*Work to complete*:
Copy out the data below as written; omit any images.
[Start of Provided data]
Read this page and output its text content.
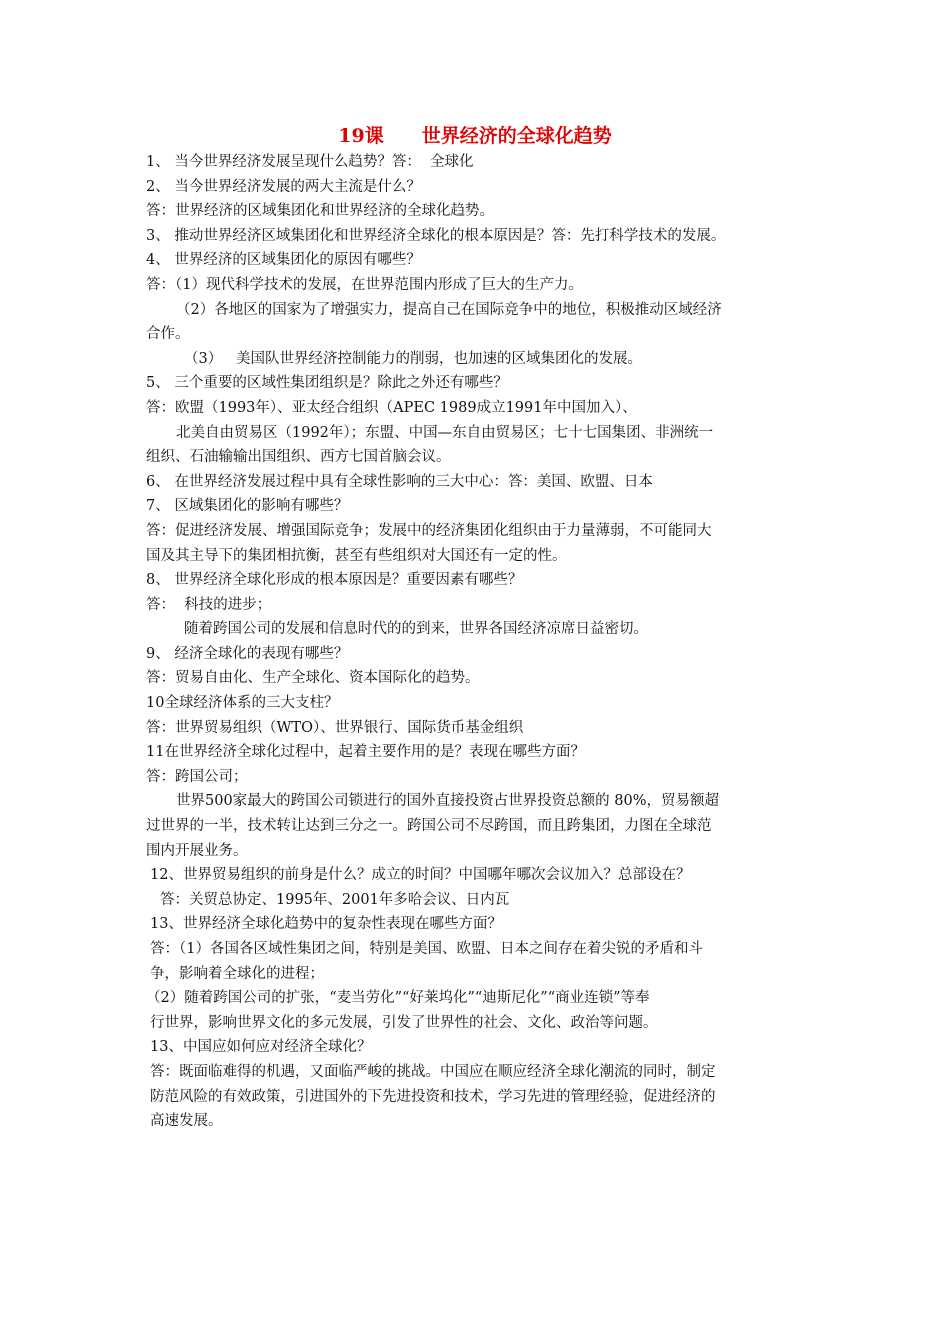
19课　　世界经济的全球化趋势
1、 当今世界经济发展呈现什么趋势？答：  全球化
2、 当今世界经济发展的两大主流是什么？
答：世界经济的区域集团化和世界经济的全球化趋势。
3、 推动世界经济区域集团化和世界经济全球化的根本原因是？答：先打科学技术的发展。
4、 世界经济的区域集团化的原因有哪些？
答：（1）现代科学技术的发展，在世界范围内形成了巨大的生产力。
（2）各地区的国家为了增强实力，提高自己在国际竞争中的地位，积极推动区域经济
合作。
（3）   美国队世界经济控制能力的削弱，也加速的区域集团化的发展。
5、 三个重要的区域性集团组织是？除此之外还有哪些？
答：欧盟（1993年）、亚太经合组织（APEC 1989成立1991年中国加入）、
北美自由贸易区（1992年）；东盟、中国—东自由贸易区；七十七国集团、非洲统一
组织、石油输输出国组织、西方七国首脑会议。
6、 在世界经济发展过程中具有全球性影响的三大中心：答：美国、欧盟、日本
7、 区域集团化的影响有哪些？
答：促进经济发展、增强国际竞争；发展中的经济集团化组织由于力量薄弱，不可能同大
国及其主导下的集团相抗衡，甚至有些组织对大国还有一定的性。
8、 世界经济全球化形成的根本原因是？重要因素有哪些？
答：  科技的进步；
随着跨国公司的发展和信息时代的的到来，世界各国经济凉席日益密切。
9、 经济全球化的表现有哪些？
答：贸易自由化、生产全球化、资本国际化的趋势。
10全球经济体系的三大支柱？
答：世界贸易组织（WTO）、世界银行、国际货币基金组织
11在世界经济全球化过程中，起着主要作用的是？表现在哪些方面？
答：跨国公司；
世界500家最大的跨国公司锁进行的国外直接投资占世界投资总额的 80%，贸易额超
过世界的一半，技术转让达到三分之一。跨国公司不尽跨国，而且跨集团，力图在全球范
围内开展业务。
12、世界贸易组织的前身是什么？成立的时间？中国哪年哪次会议加入？总部设在？
答：关贸总协定、1995年、2001年多哈会议、日内瓦
13、世界经济全球化趋势中的复杂性表现在哪些方面？
答：（1）各国各区域性集团之间，特别是美国、欧盟、日本之间存在着尖锐的矛盾和斗
争，影响着全球化的进程；
（2）随着跨国公司的扩张，“麦当劳化”“好莱坞化”“迪斯尼化”“商业连锁”等奉
行世界，影响世界文化的多元发展，引发了世界性的社会、文化、政治等问题。
13、中国应如何应对经济全球化？
答：既面临难得的机遇，又面临严峻的挑战。中国应在顺应经济全球化潮流的同时，制定
防范风险的有效政策，引进国外的下先进投资和技术，学习先进的管理经验，促进经济的
高速发展。
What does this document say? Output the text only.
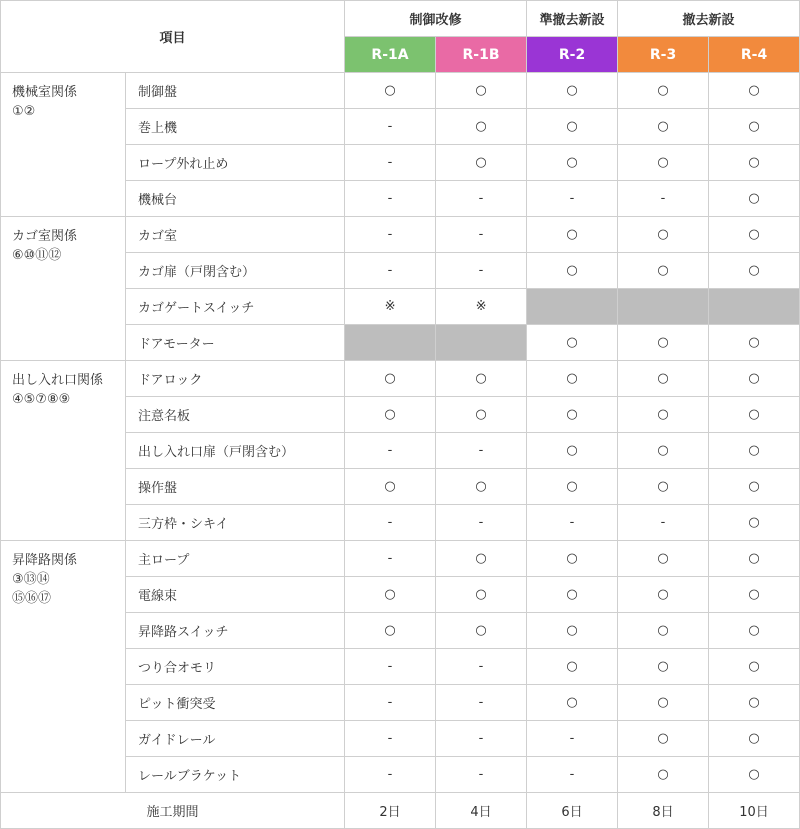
項目		制御改修		準撤去新設	撤去新設	
		R-1A	R-1B	R-2	R-3	R-4

機械室関係
①②	制御盤	○	○	○	○	○
	巻上機	-	○	○	○	○
	ロープ外れ止め	-	○	○	○	○
	機械台	-	-	-	-	○

カゴ室関係
⑥⑩⑪⑫	カゴ室	-	-	○	○	○
	カゴ扉（戸閉含む）	-	-	○	○	○
	カゴゲートスイッチ	※	※			
	ドアモーター			○	○	○

出し入れ口関係
④⑤⑦⑧⑨	ドアロック	○	○	○	○	○
	注意名板	○	○	○	○	○
	出し入れ口扉（戸閉含む）	-	-	○	○	○
	操作盤	○	○	○	○	○
	三方枠・シキイ	-	-	-	-	○

昇降路関係
③⑬⑭
⑮⑯⑰	主ロープ	-	○	○	○	○
	電線束	○	○	○	○	○
	昇降路スイッチ	○	○	○	○	○
	つり合オモリ	-	-	○	○	○
	ピット衝突受	-	-	○	○	○
	ガイドレール	-	-	-	○	○
	レールブラケット	-	-	-	○	○
施工期間		2日	4日	6日	8日	10日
[End of Provided data]
*Reply*:
Read this page and output its text content.
19课　　世界经济的全球化趋势
1、 当今世界经济发展呈现什么趋势？答：  全球化
2、 当今世界经济发展的两大主流是什么？
答：世界经济的区域集团化和世界经济的全球化趋势。
3、 推动世界经济区域集团化和世界经济全球化的根本原因是？答：先打科学技术的发展。
4、 世界经济的区域集团化的原因有哪些？
答：（1）现代科学技术的发展，在世界范围内形成了巨大的生产力。
（2）各地区的国家为了增强实力，提高自己在国际竞争中的地位，积极推动区域经济
合作。
（3）   美国队世界经济控制能力的削弱，也加速的区域集团化的发展。
5、 三个重要的区域性集团组织是？除此之外还有哪些？
答：欧盟（1993年）、亚太经合组织（APEC 1989成立1991年中国加入）、
北美自由贸易区（1992年）；东盟、中国—东自由贸易区；七十七国集团、非洲统一
组织、石油输输出国组织、西方七国首脑会议。
6、 在世界经济发展过程中具有全球性影响的三大中心：答：美国、欧盟、日本
7、 区域集团化的影响有哪些？
答：促进经济发展、增强国际竞争；发展中的经济集团化组织由于力量薄弱，不可能同大
国及其主导下的集团相抗衡，甚至有些组织对大国还有一定的性。
8、 世界经济全球化形成的根本原因是？重要因素有哪些？
答：  科技的进步；
随着跨国公司的发展和信息时代的的到来，世界各国经济凉席日益密切。
9、 经济全球化的表现有哪些？
答：贸易自由化、生产全球化、资本国际化的趋势。
10全球经济体系的三大支柱？
答：世界贸易组织（WTO）、世界银行、国际货币基金组织
11在世界经济全球化过程中，起着主要作用的是？表现在哪些方面？
答：跨国公司；
世界500家最大的跨国公司锁进行的国外直接投资占世界投资总额的 80%，贸易额超
过世界的一半，技术转让达到三分之一。跨国公司不尽跨国，而且跨集团，力图在全球范
围内开展业务。
12、世界贸易组织的前身是什么？成立的时间？中国哪年哪次会议加入？总部设在？
答：关贸总协定、1995年、2001年多哈会议、日内瓦
13、世界经济全球化趋势中的复杂性表现在哪些方面？
答：（1）各国各区域性集团之间，特别是美国、欧盟、日本之间存在着尖锐的矛盾和斗
争，影响着全球化的进程；
（2）随着跨国公司的扩张，“麦当劳化”“好莱坞化”“迪斯尼化”“商业连锁”等奉
行世界，影响世界文化的多元发展，引发了世界性的社会、文化、政治等问题。
13、中国应如何应对经济全球化？
答：既面临难得的机遇，又面临严峻的挑战。中国应在顺应经济全球化潮流的同时，制定
防范风险的有效政策，引进国外的下先进投资和技术，学习先进的管理经验，促进经济的
高速发展。
What does this document say? Output the text only.
項目		制御改修		準撤去新設	撤去新設	
		R-1A	R-1B	R-2	R-3	R-4

機械室関係
①②	制御盤	○	○	○	○	○
	巻上機	-	○	○	○	○
	ロープ外れ止め	-	○	○	○	○
	機械台	-	-	-	-	○

カゴ室関係
⑥⑩⑪⑫	カゴ室	-	-	○	○	○
	カゴ扉（戸閉含む）	-	-	○	○	○
	カゴゲートスイッチ	※	※			
	ドアモーター			○	○	○

出し入れ口関係
④⑤⑦⑧⑨	ドアロック	○	○	○	○	○
	注意名板	○	○	○	○	○
	出し入れ口扉（戸閉含む）	-	-	○	○	○
	操作盤	○	○	○	○	○
	三方枠・シキイ	-	-	-	-	○

昇降路関係
③⑬⑭
⑮⑯⑰	主ロープ	-	○	○	○	○
	電線束	○	○	○	○	○
	昇降路スイッチ	○	○	○	○	○
	つり合オモリ	-	-	○	○	○
	ピット衝突受	-	-	○	○	○
	ガイドレール	-	-	-	○	○
	レールブラケット	-	-	-	○	○
施工期間		2日	4日	6日	8日	10日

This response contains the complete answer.